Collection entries

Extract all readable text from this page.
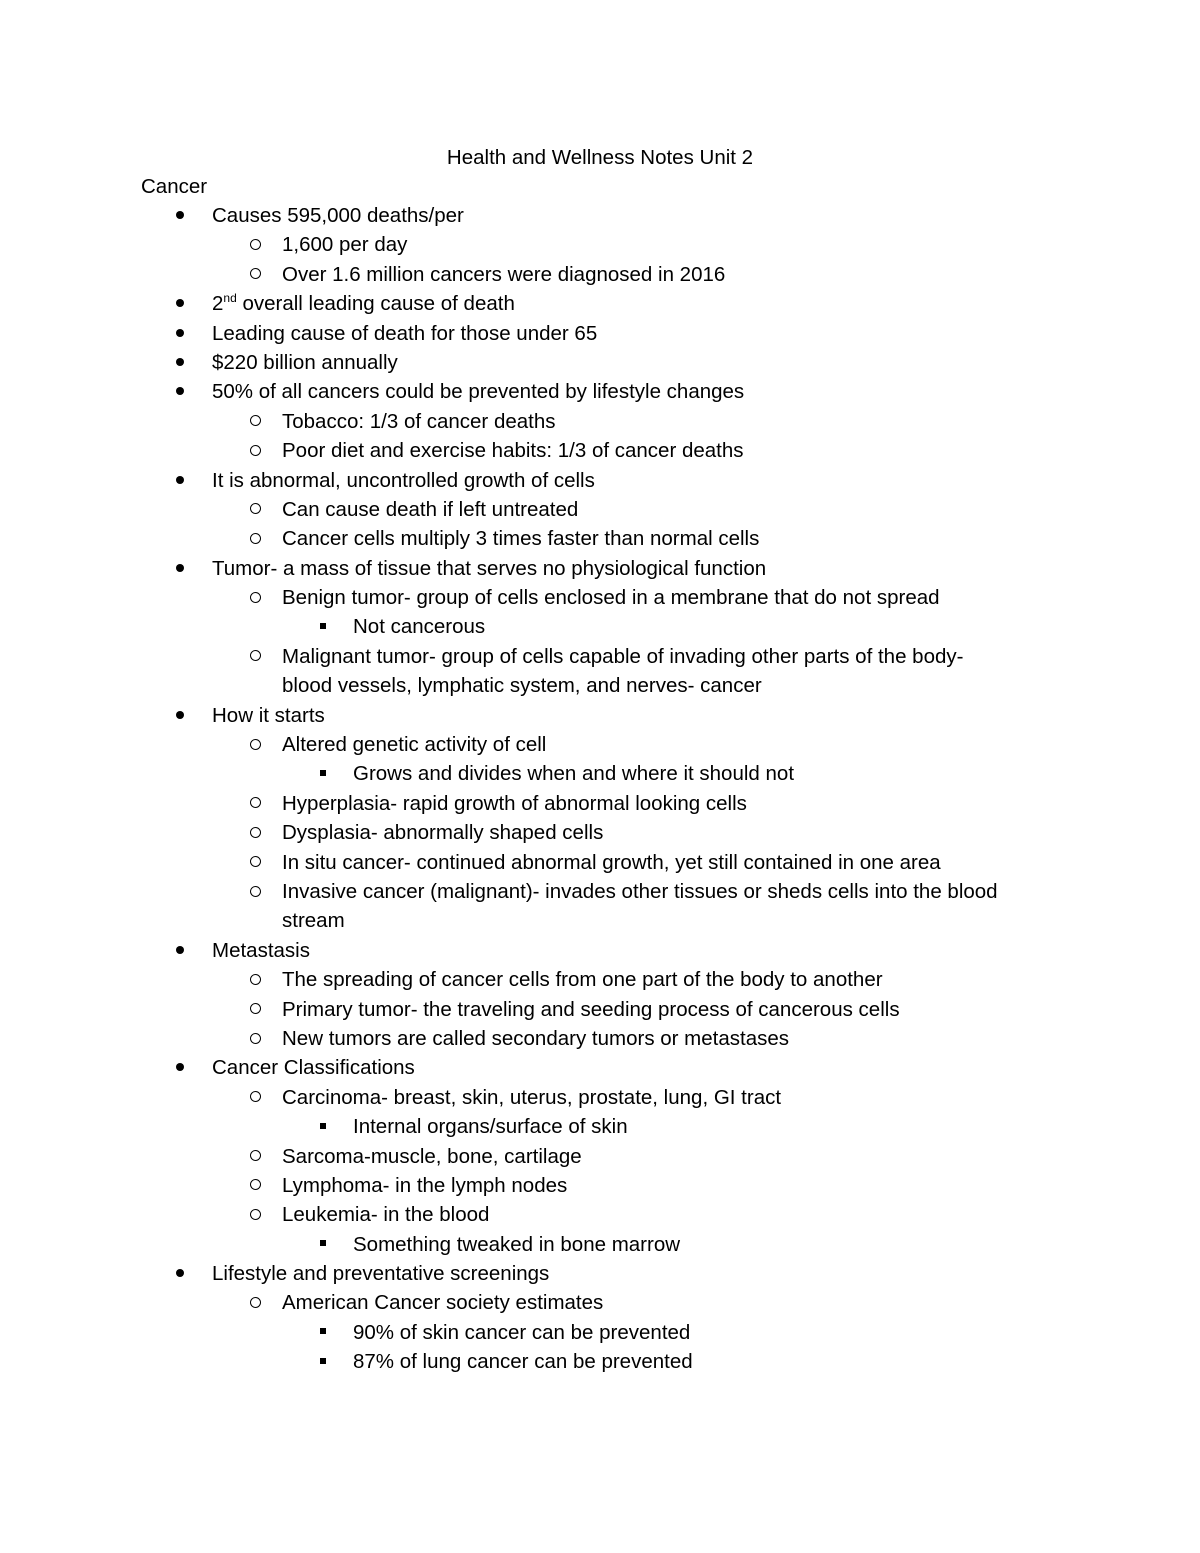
Health and Wellness Notes Unit 2
Cancer
Causes 595,000 deaths/per
1,600 per day
Over 1.6 million cancers were diagnosed in 2016
2nd overall leading cause of death
Leading cause of death for those under 65
$220 billion annually
50% of all cancers could be prevented by lifestyle changes
Tobacco: 1/3 of cancer deaths
Poor diet and exercise habits: 1/3 of cancer deaths
It is abnormal, uncontrolled growth of cells
Can cause death if left untreated
Cancer cells multiply 3 times faster than normal cells
Tumor- a mass of tissue that serves no physiological function
Benign tumor- group of cells enclosed in a membrane that do not spread
Not cancerous
Malignant tumor- group of cells capable of invading other parts of the body-
blood vessels, lymphatic system, and nerves- cancer
How it starts
Altered genetic activity of cell
Grows and divides when and where it should not
Hyperplasia- rapid growth of abnormal looking cells
Dysplasia- abnormally shaped cells
In situ cancer- continued abnormal growth, yet still contained in one area
Invasive cancer (malignant)- invades other tissues or sheds cells into the blood
stream
Metastasis
The spreading of cancer cells from one part of the body to another
Primary tumor- the traveling and seeding process of cancerous cells
New tumors are called secondary tumors or metastases
Cancer Classifications
Carcinoma- breast, skin, uterus, prostate, lung, GI tract
Internal organs/surface of skin
Sarcoma-muscle, bone, cartilage
Lymphoma- in the lymph nodes
Leukemia- in the blood
Something tweaked in bone marrow
Lifestyle and preventative screenings
American Cancer society estimates
90% of skin cancer can be prevented
87% of lung cancer can be prevented
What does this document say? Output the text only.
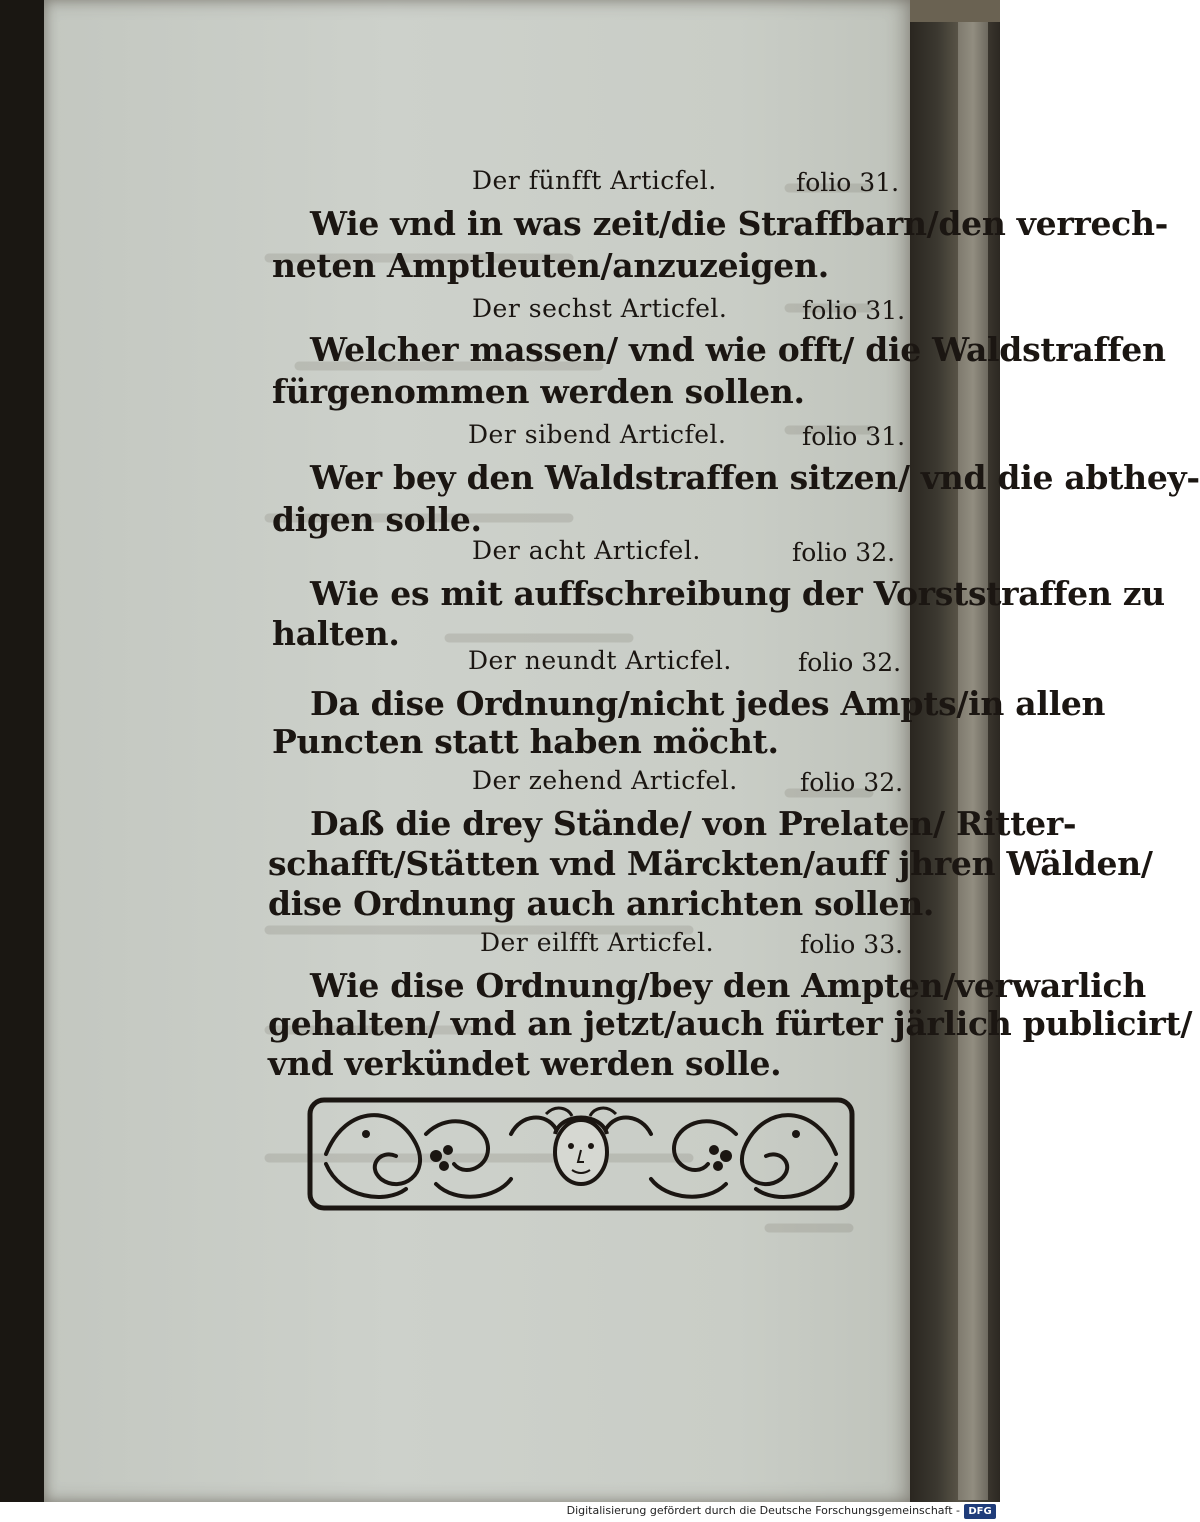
Der fünfft Articfel.	folio 31.
Wie vnd in was zeit/die Straffbarn/den verrech-
neten Amptleuten/anzuzeigen.
Der sechst Articfel.	folio 31.
Welcher massen/ vnd wie offt/ die Waldstraffen
fürgenommen werden sollen.
Der sibend Articfel.	folio 31.
Wer bey den Waldstraffen sitzen/ vnd die abthey-
digen solle.
Der acht Articfel.	folio 32.
Wie es mit auffschreibung der Vorststraffen zu
halten.
Der neundt Articfel.	folio 32.
Da dise Ordnung/nicht jedes Ampts/in allen
Puncten statt haben möcht.
Der zehend Articfel. folio 32.
Daß die drey Stände/ von Prelaten/ Ritter-
schafft/Stätten vnd Märckten/auff jhren Wälden/
dise Ordnung auch anrichten sollen.
Der eilfft Articfel.	folio 33.
Wie dise Ordnung/bey den Ampten/verwarlich
gehalten/ vnd an jetzt/auch fürter järlich publicirt/
vnd verkündet werden solle.
Digitalisierung gefördert durch die Deutsche Forschungsgemeinschaft - DFG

EXERCISE GOAL
Only text belongs in the copy: repeat each line of the data exactly and leave out the pictures.

SOLUTION TO THIS TASK
Extract all readable text from this page.
Health and Wellness Notes Unit 2
Cancer
Causes 595,000 deaths/per
1,600 per day
Over 1.6 million cancers were diagnosed in 2016
2nd overall leading cause of death
Leading cause of death for those under 65
$220 billion annually
50% of all cancers could be prevented by lifestyle changes
Tobacco: 1/3 of cancer deaths
Poor diet and exercise habits: 1/3 of cancer deaths
It is abnormal, uncontrolled growth of cells
Can cause death if left untreated
Cancer cells multiply 3 times faster than normal cells
Tumor- a mass of tissue that serves no physiological function
Benign tumor- group of cells enclosed in a membrane that do not spread
Not cancerous
Malignant tumor- group of cells capable of invading other parts of the body-
blood vessels, lymphatic system, and nerves- cancer
How it starts
Altered genetic activity of cell
Grows and divides when and where it should not
Hyperplasia- rapid growth of abnormal looking cells
Dysplasia- abnormally shaped cells
In situ cancer- continued abnormal growth, yet still contained in one area
Invasive cancer (malignant)- invades other tissues or sheds cells into the blood
stream
Metastasis
The spreading of cancer cells from one part of the body to another
Primary tumor- the traveling and seeding process of cancerous cells
New tumors are called secondary tumors or metastases
Cancer Classifications
Carcinoma- breast, skin, uterus, prostate, lung, GI tract
Internal organs/surface of skin
Sarcoma-muscle, bone, cartilage
Lymphoma- in the lymph nodes
Leukemia- in the blood
Something tweaked in bone marrow
Lifestyle and preventative screenings
American Cancer society estimates
90% of skin cancer can be prevented
87% of lung cancer can be prevented
What does this document say? Output the text only.
Der fünfft Articfel.	folio 31.
Wie vnd in was zeit/die Straffbarn/den verrech-
neten Amptleuten/anzuzeigen.
Der sechst Articfel.	folio 31.
Welcher massen/ vnd wie offt/ die Waldstraffen
fürgenommen werden sollen.
Der sibend Articfel.	folio 31.
Wer bey den Waldstraffen sitzen/ vnd die abthey-
digen solle.
Der acht Articfel.	folio 32.
Wie es mit auffschreibung der Vorststraffen zu
halten.
Der neundt Articfel.	folio 32.
Da dise Ordnung/nicht jedes Ampts/in allen
Puncten statt haben möcht.
Der zehend Articfel. folio 32.
Daß die drey Stände/ von Prelaten/ Ritter-
schafft/Stätten vnd Märckten/auff jhren Wälden/
dise Ordnung auch anrichten sollen.
Der eilfft Articfel.	folio 33.
Wie dise Ordnung/bey den Ampten/verwarlich
gehalten/ vnd an jetzt/auch fürter järlich publicirt/
vnd verkündet werden solle.
Digitalisierung gefördert durch die Deutsche Forschungsgemeinschaft - DFG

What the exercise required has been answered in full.